■ Exercise task ■
Would you pull out every line of the material that contains the string "further"?

■ Dataset entries ■
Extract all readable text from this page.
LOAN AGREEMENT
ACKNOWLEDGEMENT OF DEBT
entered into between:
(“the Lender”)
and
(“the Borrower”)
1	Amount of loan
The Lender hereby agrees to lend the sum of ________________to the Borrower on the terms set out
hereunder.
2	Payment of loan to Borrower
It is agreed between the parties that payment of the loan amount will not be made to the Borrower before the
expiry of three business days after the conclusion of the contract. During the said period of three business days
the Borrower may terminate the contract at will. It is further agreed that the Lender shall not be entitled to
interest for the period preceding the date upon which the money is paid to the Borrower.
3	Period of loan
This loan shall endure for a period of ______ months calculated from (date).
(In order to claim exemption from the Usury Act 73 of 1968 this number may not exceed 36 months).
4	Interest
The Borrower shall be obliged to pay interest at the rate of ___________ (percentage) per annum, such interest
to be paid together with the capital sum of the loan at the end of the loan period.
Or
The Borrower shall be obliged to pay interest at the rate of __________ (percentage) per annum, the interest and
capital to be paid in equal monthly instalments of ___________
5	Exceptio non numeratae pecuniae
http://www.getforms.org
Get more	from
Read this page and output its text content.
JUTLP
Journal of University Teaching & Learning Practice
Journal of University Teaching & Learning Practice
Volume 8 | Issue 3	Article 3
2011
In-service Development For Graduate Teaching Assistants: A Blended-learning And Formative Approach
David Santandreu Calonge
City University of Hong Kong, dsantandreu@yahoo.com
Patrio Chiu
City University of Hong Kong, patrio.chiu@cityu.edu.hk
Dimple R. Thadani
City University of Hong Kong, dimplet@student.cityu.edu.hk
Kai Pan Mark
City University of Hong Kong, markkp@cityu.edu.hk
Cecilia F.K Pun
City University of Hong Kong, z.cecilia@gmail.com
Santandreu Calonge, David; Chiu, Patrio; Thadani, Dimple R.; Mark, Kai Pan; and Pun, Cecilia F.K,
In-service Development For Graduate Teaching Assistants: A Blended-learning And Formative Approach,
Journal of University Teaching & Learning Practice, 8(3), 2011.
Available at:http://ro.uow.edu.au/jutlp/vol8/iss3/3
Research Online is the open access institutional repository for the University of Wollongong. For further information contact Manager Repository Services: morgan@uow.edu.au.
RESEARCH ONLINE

■ Task solution ■
the Borrower may terminate the contract at will. It is further agreed that the Lender shall not be entitled to
Research Online is the open access institutional repository for the University of Wollongong. For further information contact Manager Repository Services: morgan@uow.edu.au.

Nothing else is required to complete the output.